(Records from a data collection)
[start]
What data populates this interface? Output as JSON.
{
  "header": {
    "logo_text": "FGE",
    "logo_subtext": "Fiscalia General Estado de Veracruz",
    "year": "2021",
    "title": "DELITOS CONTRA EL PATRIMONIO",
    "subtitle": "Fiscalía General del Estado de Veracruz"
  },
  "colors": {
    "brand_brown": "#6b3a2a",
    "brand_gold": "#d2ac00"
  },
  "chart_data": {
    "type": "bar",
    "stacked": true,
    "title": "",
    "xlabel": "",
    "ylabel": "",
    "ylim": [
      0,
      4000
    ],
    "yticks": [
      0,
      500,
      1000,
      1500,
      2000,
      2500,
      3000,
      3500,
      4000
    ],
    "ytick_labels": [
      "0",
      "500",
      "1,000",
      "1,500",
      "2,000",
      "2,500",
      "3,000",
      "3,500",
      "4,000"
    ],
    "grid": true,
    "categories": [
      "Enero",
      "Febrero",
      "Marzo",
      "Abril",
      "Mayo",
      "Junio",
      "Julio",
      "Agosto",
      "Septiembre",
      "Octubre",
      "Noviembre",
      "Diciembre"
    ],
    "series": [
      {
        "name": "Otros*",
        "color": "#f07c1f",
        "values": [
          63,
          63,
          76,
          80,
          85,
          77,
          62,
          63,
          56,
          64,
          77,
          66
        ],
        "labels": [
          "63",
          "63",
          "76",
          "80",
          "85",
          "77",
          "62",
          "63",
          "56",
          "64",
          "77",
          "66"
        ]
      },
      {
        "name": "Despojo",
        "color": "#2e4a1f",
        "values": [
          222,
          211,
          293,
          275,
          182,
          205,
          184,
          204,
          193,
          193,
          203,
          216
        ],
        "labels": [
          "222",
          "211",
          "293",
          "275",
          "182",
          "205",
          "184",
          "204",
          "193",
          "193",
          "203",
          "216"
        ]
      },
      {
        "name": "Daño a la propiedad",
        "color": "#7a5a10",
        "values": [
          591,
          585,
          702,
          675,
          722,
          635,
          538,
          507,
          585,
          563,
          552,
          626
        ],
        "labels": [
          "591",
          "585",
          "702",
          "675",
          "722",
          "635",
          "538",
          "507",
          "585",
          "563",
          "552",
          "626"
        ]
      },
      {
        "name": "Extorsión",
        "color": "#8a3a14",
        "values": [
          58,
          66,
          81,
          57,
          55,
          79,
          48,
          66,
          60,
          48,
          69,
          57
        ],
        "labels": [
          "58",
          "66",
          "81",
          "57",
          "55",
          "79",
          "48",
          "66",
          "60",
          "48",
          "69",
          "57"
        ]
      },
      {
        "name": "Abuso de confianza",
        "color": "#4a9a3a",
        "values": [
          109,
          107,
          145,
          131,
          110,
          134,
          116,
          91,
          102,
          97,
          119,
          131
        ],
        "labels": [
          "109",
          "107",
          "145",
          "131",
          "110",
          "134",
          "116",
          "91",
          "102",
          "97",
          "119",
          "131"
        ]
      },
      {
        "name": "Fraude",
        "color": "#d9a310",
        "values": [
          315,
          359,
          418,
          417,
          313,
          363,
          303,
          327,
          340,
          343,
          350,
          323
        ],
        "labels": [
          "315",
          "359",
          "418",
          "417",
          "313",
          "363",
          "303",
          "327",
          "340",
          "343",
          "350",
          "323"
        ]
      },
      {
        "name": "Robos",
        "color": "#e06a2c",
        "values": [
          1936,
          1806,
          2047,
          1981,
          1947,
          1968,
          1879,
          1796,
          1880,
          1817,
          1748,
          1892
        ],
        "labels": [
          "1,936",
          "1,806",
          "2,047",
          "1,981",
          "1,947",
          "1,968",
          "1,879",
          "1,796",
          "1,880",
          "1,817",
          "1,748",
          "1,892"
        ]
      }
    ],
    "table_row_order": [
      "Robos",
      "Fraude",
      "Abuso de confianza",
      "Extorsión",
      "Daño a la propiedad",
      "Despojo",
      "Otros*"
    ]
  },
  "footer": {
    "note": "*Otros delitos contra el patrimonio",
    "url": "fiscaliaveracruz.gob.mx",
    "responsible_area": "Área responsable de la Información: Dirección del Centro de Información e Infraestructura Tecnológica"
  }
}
[end]
> _EXERCISE DETAILS_
Considering only the records above, state the number of lines that include the word "General", with nothing added.

> _EXERCISE OUTPUT_
2